-- Source --
━━━━━━━━

NDB (for Network DataBase) started inside Ericsson, originally written in a language called PLEX, which was internal to Ericsson and used in the AXE telephone switches. Mikael Ronstrom’s PHD thesis covered NDB and even covered things that (at least were) yet to be implemented (it’s been quite a few years since I leafed through it last). The project at Ericsson (IIRC) was shelved a couple of times, but eventually got spun out into an Ericsson Business Innovation company called Alzato.

Some remnants of PLEX can still be found in the NDB source code (if you look really hard that is). At some point the code was fed through a PLEX to C++ converter and development continued from there. Some of the really, really old parts of the source may seem weird either due to this or some hand optimization for SPARC processors in the 1990s.

In 2003, MySQL AB acquired Alzato and work on a storage engine plugin for MySQL to interface to the (C++ API only) NDB was underway. Seeing as the storage engine interface was so simple, easy and modular it would only take several years for the interface to NDB to become mature.

The biggest problem: NDB itself worked really well if your workload fit exactly what it was good at… if you deviated, horrific performance and/or crashes were not as uncommon as we’d have liked. This was a source of strain for many years with the developers and support team on one side and some of the less-than-careful sales team on the other. That being said, there have been some absolutely awesome sales people selling NDB into markets it truly fits, and this is why there’s barely a place in the world where placing a mobile phone call doesn’t go through MySQL Cluster at some point.

You should read Tomas Ulin’s post Celebrating 10 years @MySQL for a bit of an insight into how Alzato became part of MySQL AB (which later became part of Sun which became part of Oracle).

━━━━━━━━

-- Data --

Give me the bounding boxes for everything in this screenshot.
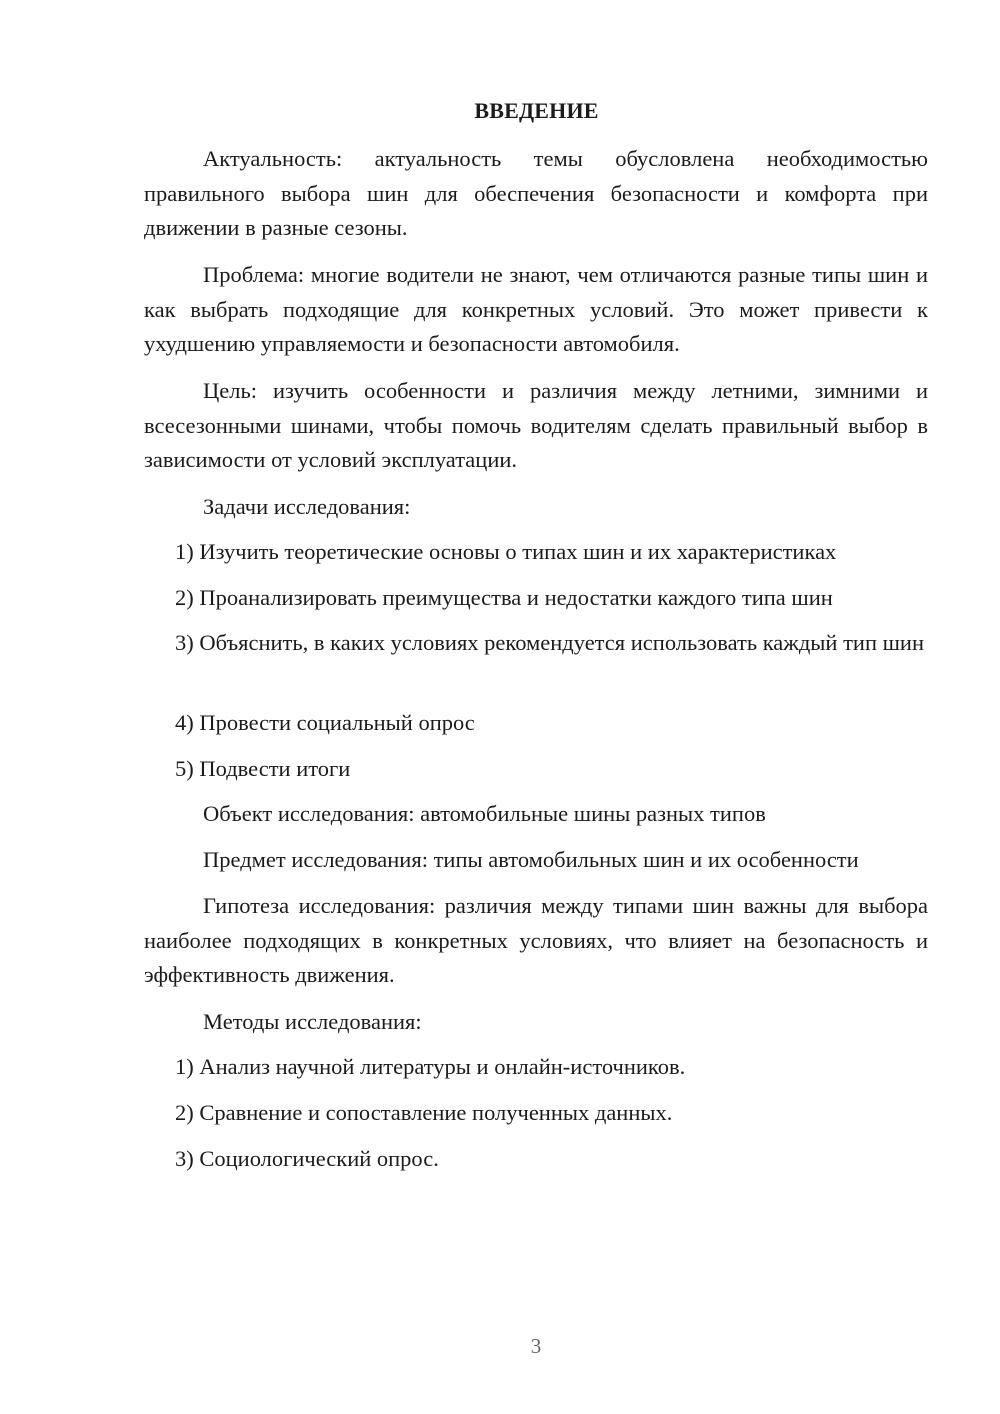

━━━━━━━━

-- Tasks to complete --
**A)** According to the NDB history text, which company did MySQL AB acquire in 2003?
**B)** Name every company mentioned in the NDB history text.

-- Answers to each task --
**A)** Alzato

**B)** Ericsson, Alzato, MySQL AB, Sun, Oracle